● **Goal of the exercise**
Look through the data for the string "label". Copy every line where it is found.

● **Dataset items**
════════
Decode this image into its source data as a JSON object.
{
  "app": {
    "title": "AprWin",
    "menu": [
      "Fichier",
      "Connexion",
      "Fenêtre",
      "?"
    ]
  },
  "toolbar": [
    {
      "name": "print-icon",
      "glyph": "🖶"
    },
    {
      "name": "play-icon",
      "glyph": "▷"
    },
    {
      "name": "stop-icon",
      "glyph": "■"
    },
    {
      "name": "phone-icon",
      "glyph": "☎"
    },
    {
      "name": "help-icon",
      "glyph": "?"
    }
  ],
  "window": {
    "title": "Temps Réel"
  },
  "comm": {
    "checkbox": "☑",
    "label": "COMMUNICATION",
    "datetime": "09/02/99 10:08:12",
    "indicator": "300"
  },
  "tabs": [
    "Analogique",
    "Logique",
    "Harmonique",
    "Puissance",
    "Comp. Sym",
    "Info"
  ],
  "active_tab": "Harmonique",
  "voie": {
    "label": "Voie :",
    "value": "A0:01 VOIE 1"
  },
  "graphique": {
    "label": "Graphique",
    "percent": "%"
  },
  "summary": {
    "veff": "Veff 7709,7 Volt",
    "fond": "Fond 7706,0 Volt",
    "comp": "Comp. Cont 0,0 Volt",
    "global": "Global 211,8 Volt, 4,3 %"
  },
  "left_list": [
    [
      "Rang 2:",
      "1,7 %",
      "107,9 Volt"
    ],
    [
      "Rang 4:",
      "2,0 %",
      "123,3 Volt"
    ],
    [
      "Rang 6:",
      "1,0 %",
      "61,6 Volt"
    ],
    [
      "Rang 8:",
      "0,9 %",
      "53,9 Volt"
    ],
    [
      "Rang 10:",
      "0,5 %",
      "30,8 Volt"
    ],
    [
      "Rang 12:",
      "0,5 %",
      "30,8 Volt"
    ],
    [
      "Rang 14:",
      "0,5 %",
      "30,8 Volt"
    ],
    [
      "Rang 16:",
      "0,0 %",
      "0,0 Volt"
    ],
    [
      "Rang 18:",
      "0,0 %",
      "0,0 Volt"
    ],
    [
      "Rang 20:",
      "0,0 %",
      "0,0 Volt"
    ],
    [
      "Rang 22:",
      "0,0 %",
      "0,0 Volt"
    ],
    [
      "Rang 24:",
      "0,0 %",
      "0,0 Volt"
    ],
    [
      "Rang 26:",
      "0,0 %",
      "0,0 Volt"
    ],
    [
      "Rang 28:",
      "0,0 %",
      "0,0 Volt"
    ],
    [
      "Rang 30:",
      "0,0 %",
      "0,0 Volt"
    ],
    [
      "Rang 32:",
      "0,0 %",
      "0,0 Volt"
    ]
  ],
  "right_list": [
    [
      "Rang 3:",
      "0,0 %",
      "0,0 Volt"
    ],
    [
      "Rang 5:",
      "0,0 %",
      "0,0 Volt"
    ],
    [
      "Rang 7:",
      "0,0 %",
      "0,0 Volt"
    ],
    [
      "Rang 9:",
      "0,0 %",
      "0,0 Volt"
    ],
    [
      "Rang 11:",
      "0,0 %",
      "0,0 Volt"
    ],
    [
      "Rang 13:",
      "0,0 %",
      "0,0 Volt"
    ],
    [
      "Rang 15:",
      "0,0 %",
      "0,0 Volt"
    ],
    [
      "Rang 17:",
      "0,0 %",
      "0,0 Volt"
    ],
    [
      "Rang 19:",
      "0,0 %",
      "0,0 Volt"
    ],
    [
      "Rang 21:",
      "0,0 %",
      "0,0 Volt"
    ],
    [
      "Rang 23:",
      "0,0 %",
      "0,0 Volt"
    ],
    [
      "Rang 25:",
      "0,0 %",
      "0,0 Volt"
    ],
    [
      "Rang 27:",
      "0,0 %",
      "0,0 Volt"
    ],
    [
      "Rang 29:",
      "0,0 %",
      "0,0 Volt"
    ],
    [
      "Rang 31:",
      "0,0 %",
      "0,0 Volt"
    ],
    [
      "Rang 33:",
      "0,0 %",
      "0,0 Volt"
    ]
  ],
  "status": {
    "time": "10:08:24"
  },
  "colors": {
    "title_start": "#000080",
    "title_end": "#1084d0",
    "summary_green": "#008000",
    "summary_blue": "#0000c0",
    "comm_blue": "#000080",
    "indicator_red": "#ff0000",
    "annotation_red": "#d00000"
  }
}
════════
● **Exercise answer**
    "label": "COMMUNICATION",
    "label": "Voie :",
    "label": "Graphique",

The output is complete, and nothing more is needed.